[Aim] Restate the complete material exactly.

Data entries
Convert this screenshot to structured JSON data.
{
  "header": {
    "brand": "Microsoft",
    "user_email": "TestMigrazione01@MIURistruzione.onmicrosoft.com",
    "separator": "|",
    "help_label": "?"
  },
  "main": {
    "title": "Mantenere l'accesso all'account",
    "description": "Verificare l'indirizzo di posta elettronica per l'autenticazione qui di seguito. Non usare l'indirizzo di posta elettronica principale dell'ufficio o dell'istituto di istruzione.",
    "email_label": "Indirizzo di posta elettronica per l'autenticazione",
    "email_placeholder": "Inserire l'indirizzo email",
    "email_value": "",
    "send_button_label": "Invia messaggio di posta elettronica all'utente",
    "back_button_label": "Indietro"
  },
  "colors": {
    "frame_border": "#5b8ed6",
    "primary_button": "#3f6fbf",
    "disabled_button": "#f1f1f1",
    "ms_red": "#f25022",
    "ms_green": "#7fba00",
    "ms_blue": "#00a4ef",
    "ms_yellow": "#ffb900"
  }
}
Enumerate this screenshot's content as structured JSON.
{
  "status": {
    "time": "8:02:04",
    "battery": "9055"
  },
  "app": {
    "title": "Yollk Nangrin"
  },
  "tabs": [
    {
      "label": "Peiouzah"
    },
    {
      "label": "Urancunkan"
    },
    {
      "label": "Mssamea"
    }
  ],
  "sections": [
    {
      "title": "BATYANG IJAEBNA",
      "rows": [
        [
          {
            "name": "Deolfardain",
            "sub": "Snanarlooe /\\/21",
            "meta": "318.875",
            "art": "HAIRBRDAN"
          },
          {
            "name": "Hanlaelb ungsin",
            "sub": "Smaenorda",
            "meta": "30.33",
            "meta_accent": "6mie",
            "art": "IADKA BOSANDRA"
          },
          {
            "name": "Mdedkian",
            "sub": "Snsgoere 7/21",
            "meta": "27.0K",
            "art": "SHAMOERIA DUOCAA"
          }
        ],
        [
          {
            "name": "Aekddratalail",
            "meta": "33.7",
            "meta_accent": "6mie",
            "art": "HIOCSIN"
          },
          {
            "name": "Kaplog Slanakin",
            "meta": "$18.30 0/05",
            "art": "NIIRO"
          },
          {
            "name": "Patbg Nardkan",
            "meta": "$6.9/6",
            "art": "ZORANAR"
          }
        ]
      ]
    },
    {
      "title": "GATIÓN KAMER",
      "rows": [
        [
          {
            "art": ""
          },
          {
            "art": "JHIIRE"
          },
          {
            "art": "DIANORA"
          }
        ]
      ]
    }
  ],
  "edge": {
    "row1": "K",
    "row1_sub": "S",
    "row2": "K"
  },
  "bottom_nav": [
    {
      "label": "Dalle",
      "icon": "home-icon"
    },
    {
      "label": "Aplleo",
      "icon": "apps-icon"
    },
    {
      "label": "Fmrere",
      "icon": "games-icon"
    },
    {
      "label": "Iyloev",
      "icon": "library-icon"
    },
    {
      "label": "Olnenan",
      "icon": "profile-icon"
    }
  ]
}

[Reply to the task]
Convert this screenshot to structured JSON data.
{
  "header": {
    "brand": "Microsoft",
    "user_email": "TestMigrazione01@MIURistruzione.onmicrosoft.com",
    "separator": "|",
    "help_label": "?"
  },
  "main": {
    "title": "Mantenere l'accesso all'account",
    "description": "Verificare l'indirizzo di posta elettronica per l'autenticazione qui di seguito. Non usare l'indirizzo di posta elettronica principale dell'ufficio o dell'istituto di istruzione.",
    "email_label": "Indirizzo di posta elettronica per l'autenticazione",
    "email_placeholder": "Inserire l'indirizzo email",
    "email_value": "",
    "send_button_label": "Invia messaggio di posta elettronica all'utente",
    "back_button_label": "Indietro"
  },
  "colors": {
    "frame_border": "#5b8ed6",
    "primary_button": "#3f6fbf",
    "disabled_button": "#f1f1f1",
    "ms_red": "#f25022",
    "ms_green": "#7fba00",
    "ms_blue": "#00a4ef",
    "ms_yellow": "#ffb900"
  }
}
Enumerate this screenshot's content as structured JSON.
{
  "status": {
    "time": "8:02:04",
    "battery": "9055"
  },
  "app": {
    "title": "Yollk Nangrin"
  },
  "tabs": [
    {
      "label": "Peiouzah"
    },
    {
      "label": "Urancunkan"
    },
    {
      "label": "Mssamea"
    }
  ],
  "sections": [
    {
      "title": "BATYANG IJAEBNA",
      "rows": [
        [
          {
            "name": "Deolfardain",
            "sub": "Snanarlooe /\\/21",
            "meta": "318.875",
            "art": "HAIRBRDAN"
          },
          {
            "name": "Hanlaelb ungsin",
            "sub": "Smaenorda",
            "meta": "30.33",
            "meta_accent": "6mie",
            "art": "IADKA BOSANDRA"
          },
          {
            "name": "Mdedkian",
            "sub": "Snsgoere 7/21",
            "meta": "27.0K",
            "art": "SHAMOERIA DUOCAA"
          }
        ],
        [
          {
            "name": "Aekddratalail",
            "meta": "33.7",
            "meta_accent": "6mie",
            "art": "HIOCSIN"
          },
          {
            "name": "Kaplog Slanakin",
            "meta": "$18.30 0/05",
            "art": "NIIRO"
          },
          {
            "name": "Patbg Nardkan",
            "meta": "$6.9/6",
            "art": "ZORANAR"
          }
        ]
      ]
    },
    {
      "title": "GATIÓN KAMER",
      "rows": [
        [
          {
            "art": ""
          },
          {
            "art": "JHIIRE"
          },
          {
            "art": "DIANORA"
          }
        ]
      ]
    }
  ],
  "edge": {
    "row1": "K",
    "row1_sub": "S",
    "row2": "K"
  },
  "bottom_nav": [
    {
      "label": "Dalle",
      "icon": "home-icon"
    },
    {
      "label": "Aplleo",
      "icon": "apps-icon"
    },
    {
      "label": "Fmrere",
      "icon": "games-icon"
    },
    {
      "label": "Iyloev",
      "icon": "library-icon"
    },
    {
      "label": "Olnenan",
      "icon": "profile-icon"
    }
  ]
}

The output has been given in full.